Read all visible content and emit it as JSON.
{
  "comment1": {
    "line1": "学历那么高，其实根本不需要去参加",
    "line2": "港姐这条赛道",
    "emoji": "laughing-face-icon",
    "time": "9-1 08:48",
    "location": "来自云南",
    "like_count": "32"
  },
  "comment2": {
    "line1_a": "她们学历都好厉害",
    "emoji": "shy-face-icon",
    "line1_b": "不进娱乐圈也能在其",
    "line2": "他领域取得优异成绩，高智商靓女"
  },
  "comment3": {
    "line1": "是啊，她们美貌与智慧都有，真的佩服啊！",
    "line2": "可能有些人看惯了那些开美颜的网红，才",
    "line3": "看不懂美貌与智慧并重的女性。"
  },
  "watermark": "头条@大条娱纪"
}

··········

AIM -> From the data, list each line in which the string "face" appears.

TASK RESPONSE ->
    "emoji": "laughing-face-icon",
    "emoji": "shy-face-icon",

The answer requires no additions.